------ Items ------
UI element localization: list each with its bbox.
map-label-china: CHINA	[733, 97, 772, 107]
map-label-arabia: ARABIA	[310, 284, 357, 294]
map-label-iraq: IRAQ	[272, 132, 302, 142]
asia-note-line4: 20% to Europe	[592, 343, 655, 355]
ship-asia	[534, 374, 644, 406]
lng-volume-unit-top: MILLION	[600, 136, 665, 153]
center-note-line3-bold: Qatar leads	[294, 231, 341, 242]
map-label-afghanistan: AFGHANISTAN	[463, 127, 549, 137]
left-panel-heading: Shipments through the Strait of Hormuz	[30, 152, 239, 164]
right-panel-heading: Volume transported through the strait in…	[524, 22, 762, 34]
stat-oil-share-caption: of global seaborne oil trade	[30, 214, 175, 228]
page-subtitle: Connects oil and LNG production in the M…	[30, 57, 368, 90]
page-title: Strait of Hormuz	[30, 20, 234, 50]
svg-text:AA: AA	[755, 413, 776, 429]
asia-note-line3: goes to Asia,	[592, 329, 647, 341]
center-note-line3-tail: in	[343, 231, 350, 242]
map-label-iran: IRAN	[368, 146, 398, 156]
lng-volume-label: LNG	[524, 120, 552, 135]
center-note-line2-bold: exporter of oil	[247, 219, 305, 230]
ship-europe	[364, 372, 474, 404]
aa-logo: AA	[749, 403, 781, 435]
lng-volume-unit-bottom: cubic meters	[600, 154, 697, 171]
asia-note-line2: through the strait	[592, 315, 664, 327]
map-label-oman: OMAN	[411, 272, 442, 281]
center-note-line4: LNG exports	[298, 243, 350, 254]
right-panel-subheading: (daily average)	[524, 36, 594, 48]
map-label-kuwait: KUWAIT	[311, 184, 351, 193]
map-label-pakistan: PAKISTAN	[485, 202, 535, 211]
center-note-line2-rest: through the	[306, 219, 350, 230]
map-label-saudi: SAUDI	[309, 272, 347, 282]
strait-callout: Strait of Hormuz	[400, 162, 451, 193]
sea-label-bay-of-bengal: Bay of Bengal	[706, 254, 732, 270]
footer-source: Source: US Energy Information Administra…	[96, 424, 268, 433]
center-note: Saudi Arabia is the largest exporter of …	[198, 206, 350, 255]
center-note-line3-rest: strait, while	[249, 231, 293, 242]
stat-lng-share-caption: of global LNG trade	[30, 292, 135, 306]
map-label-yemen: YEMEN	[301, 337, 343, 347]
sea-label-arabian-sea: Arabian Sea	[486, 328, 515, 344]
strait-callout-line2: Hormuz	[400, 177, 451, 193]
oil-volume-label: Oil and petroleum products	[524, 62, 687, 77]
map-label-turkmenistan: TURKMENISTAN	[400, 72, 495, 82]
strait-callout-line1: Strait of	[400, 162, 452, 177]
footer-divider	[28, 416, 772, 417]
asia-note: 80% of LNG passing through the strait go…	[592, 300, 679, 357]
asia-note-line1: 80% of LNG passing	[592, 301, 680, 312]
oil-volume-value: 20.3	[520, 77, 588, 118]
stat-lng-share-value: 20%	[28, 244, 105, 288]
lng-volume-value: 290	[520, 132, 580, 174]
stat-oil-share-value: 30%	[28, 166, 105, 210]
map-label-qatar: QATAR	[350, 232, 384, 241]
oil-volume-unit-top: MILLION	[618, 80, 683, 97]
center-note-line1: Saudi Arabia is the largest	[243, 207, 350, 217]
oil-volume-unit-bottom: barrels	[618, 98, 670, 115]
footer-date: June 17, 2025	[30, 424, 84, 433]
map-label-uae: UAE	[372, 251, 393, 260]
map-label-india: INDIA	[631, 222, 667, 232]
------
Objective:
Below the data, list its lines as a Markdown table with the columns Row and Line, numbering each line and skipping blank ones.

The reply:
| Row | Line |
|---|---|
| 1 | UI element localization: list each with its bbox. |
| 2 | map-label-china: CHINA	[733, 97, 772, 107] |
| 3 | map-label-arabia: ARABIA	[310, 284, 357, 294] |
| 4 | map-label-iraq: IRAQ	[272, 132, 302, 142] |
| 5 | asia-note-line4: 20% to Europe	[592, 343, 655, 355] |
| 6 | ship-asia	[534, 374, 644, 406] |
| 7 | lng-volume-unit-top: MILLION	[600, 136, 665, 153] |
| 8 | center-note-line3-bold: Qatar leads	[294, 231, 341, 242] |
| 9 | map-label-afghanistan: AFGHANISTAN	[463, 127, 549, 137] |
| 10 | left-panel-heading: Shipments through the Strait of Hormuz	[30, 152, 239, 164] |
| 11 | right-panel-heading: Volume transported through the strait in…	[524, 22, 762, 34] |
| 12 | stat-oil-share-caption: of global seaborne oil trade	[30, 214, 175, 228] |
| 13 | page-subtitle: Connects oil and LNG production in the M…	[30, 57, 368, 90] |
| 14 | page-title: Strait of Hormuz	[30, 20, 234, 50] |
| 15 | svg-text:AA: AA	[755, 413, 776, 429] |
| 16 | asia-note-line3: goes to Asia,	[592, 329, 647, 341] |
| 17 | center-note-line3-tail: in	[343, 231, 350, 242] |
| 18 | map-label-iran: IRAN	[368, 146, 398, 156] |
| 19 | lng-volume-label: LNG	[524, 120, 552, 135] |
| 20 | center-note-line2-bold: exporter of oil	[247, 219, 305, 230] |
| 21 | ship-europe	[364, 372, 474, 404] |
| 22 | aa-logo: AA	[749, 403, 781, 435] |
| 23 | lng-volume-unit-bottom: cubic meters	[600, 154, 697, 171] |
| 24 | asia-note-line2: through the strait	[592, 315, 664, 327] |
| 25 | map-label-oman: OMAN	[411, 272, 442, 281] |
| 26 | center-note-line4: LNG exports	[298, 243, 350, 254] |
| 27 | right-panel-subheading: (daily average)	[524, 36, 594, 48] |
| 28 | map-label-kuwait: KUWAIT	[311, 184, 351, 193] |
| 29 | map-label-pakistan: PAKISTAN	[485, 202, 535, 211] |
| 30 | center-note-line2-rest: through the	[306, 219, 350, 230] |
| 31 | map-label-saudi: SAUDI	[309, 272, 347, 282] |
| 32 | strait-callout: Strait of Hormuz	[400, 162, 451, 193] |
| 33 | sea-label-bay-of-bengal: Bay of Bengal	[706, 254, 732, 270] |
| 34 | footer-source: Source: US Energy Information Administra…	[96, 424, 268, 433] |
| 35 | center-note: Saudi Arabia is the largest exporter of …	[198, 206, 350, 255] |
| 36 | center-note-line3-rest: strait, while	[249, 231, 293, 242] |
| 37 | stat-lng-share-caption: of global LNG trade	[30, 292, 135, 306] |
| 38 | map-label-yemen: YEMEN	[301, 337, 343, 347] |
| 39 | sea-label-arabian-sea: Arabian Sea	[486, 328, 515, 344] |
| 40 | strait-callout-line2: Hormuz	[400, 177, 451, 193] |
| 41 | oil-volume-label: Oil and petroleum products	[524, 62, 687, 77] |
| 42 | map-label-turkmenistan: TURKMENISTAN	[400, 72, 495, 82] |
| 43 | strait-callout-line1: Strait of	[400, 162, 452, 177] |
| 44 | footer-divider	[28, 416, 772, 417] |
| 45 | asia-note: 80% of LNG passing through the strait go…	[592, 300, 679, 357] |
| 46 | asia-note-line1: 80% of LNG passing	[592, 301, 680, 312] |
| 47 | oil-volume-value: 20.3	[520, 77, 588, 118] |
| 48 | stat-lng-share-value: 20%	[28, 244, 105, 288] |
| 49 | lng-volume-value: 290	[520, 132, 580, 174] |
| 50 | stat-oil-share-value: 30%	[28, 166, 105, 210] |
| 51 | map-label-qatar: QATAR	[350, 232, 384, 241] |
| 52 | oil-volume-unit-top: MILLION	[618, 80, 683, 97] |
| 53 | center-note-line1: Saudi Arabia is the largest	[243, 207, 350, 217] |
| 54 | oil-volume-unit-bottom: barrels	[618, 98, 670, 115] |
| 55 | footer-date: June 17, 2025	[30, 424, 84, 433] |
| 56 | map-label-uae: UAE	[372, 251, 393, 260] |
| 57 | map-label-india: INDIA	[631, 222, 667, 232] |